[EXERCISE TEXT — start]
Gypsy at Heart said...

I can't believe I actually understood that. Guess this means I feel another Kung Fu - Grasshopper moment coming on. How well you've explained this Ron. I'm so impressed. You are the master at distilling information for the layman like me.

David said...

My recent reading indicates the US politically transitioned from Keyesian economics in the late 1970s (Kemp-Roth et al) and I'd call it neo-K but I see you don't? Greenspan doesn't call it that but validates the change from pure K economics. I like your ideas about new mechanisms and regulations and maybe even a few agencies if they're not US government-run.

Ron Davison said...

G@H,
Thanks. And if I succeeded at explaining things to a layman like you, it is only because I, too, am a layman. I've realized that I dont' really have an expertise - certainly not in economics. But this is the beauty of blogging, no? No expertise needed.

Davos,
Keynesian economics has evolved, but it still seems consistent with his original principles. And to be fair, there are international agencies working towards goals of financial stability across national markets, but it seems pretty ad hoc and crisis driven to me.

cce said...

Gasp...it must be Monday and I can't wrap my head around this one. But I'll just sit here sipping my tea and smile in a knowing way because that's all I can do when the talk turns to global economic markets. Glad to be back here even if I've got nothing much to offer today.

David Lee said...

The thing I find most disturbing about Keynes is his views on long term economics (or lack thereof). He is noted as saying one of the most famous economic quotes, "in the long run we are all dead."

Keynesian economics, in my interpretation, fails due to the disregard of the free market. The free markets in the past have been empirically proven to be more stable and successful than the restricted/regulated markets. See Hong Kong for example. John Stossel proved that it only takes about five minutes to start a business in Hong Kong, which is why Hong Kong has a thriving economy.

I do not believe economies should be "run" in the way that a Keynesian--or any branch would "run" it. As seen in the Simi Valley Republican debate, when asked "how you would manage the economy," Congressman Ron Paul answered, "the government is not supposed to run the economy, the people are supposed to run the economy."
[EXERCISE TEXT — finish]
Reproduce the passage from the comments on Keynesian economics starting at "David said..." and ending at "No expertise needed.".
[PROVIDED INFORMATION — start]
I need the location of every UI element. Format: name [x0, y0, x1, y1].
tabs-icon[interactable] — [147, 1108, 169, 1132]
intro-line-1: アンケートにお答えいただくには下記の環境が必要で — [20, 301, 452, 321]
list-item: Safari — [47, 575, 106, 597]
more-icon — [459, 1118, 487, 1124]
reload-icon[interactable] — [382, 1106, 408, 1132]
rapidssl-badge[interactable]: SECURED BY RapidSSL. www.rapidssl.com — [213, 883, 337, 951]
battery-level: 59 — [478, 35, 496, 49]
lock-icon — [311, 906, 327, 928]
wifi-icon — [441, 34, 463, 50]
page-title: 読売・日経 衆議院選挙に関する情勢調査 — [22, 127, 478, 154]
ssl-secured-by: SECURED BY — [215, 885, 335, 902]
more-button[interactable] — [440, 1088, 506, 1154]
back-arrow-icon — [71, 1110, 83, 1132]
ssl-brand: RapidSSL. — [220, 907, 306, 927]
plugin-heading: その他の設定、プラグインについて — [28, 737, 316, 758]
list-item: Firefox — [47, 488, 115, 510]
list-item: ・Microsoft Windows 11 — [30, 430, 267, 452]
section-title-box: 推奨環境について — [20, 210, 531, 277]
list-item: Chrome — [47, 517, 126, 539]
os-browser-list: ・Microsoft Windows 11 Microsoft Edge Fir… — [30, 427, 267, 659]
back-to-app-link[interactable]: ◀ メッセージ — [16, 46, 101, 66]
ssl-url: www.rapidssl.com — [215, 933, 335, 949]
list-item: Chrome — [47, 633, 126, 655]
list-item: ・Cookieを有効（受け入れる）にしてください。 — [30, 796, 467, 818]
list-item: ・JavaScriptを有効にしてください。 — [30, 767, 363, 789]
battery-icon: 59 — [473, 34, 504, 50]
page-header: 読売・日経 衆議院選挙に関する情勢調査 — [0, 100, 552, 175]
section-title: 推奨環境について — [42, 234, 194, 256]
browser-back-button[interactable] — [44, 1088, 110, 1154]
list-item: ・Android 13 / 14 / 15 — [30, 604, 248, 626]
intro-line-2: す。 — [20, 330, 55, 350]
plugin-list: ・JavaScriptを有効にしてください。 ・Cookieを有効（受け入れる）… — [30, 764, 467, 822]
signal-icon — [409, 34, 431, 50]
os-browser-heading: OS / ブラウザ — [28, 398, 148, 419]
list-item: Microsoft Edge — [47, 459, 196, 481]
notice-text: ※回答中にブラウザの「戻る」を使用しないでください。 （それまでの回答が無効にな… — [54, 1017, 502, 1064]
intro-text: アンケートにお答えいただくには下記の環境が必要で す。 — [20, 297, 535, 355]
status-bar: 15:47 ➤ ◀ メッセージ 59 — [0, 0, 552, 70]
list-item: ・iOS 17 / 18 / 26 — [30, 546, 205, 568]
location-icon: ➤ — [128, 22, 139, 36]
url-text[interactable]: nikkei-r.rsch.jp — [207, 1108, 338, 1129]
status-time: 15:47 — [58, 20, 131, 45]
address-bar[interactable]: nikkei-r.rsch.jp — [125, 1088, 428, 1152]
[PROVIDED INFORMATION — finish]
**FINISHED EXERCISE:**
David said...

My recent reading indicates the US politically transitioned from Keyesian economics in the late 1970s (Kemp-Roth et al) and I'd call it neo-K but I see you don't? Greenspan doesn't call it that but validates the change from pure K economics. I like your ideas about new mechanisms and regulations and maybe even a few agencies if they're not US government-run.

Ron Davison said...

G@H,
Thanks. And if I succeeded at explaining things to a layman like you, it is only because I, too, am a layman. I've realized that I dont' really have an expertise - certainly not in economics. But this is the beauty of blogging, no? No expertise needed.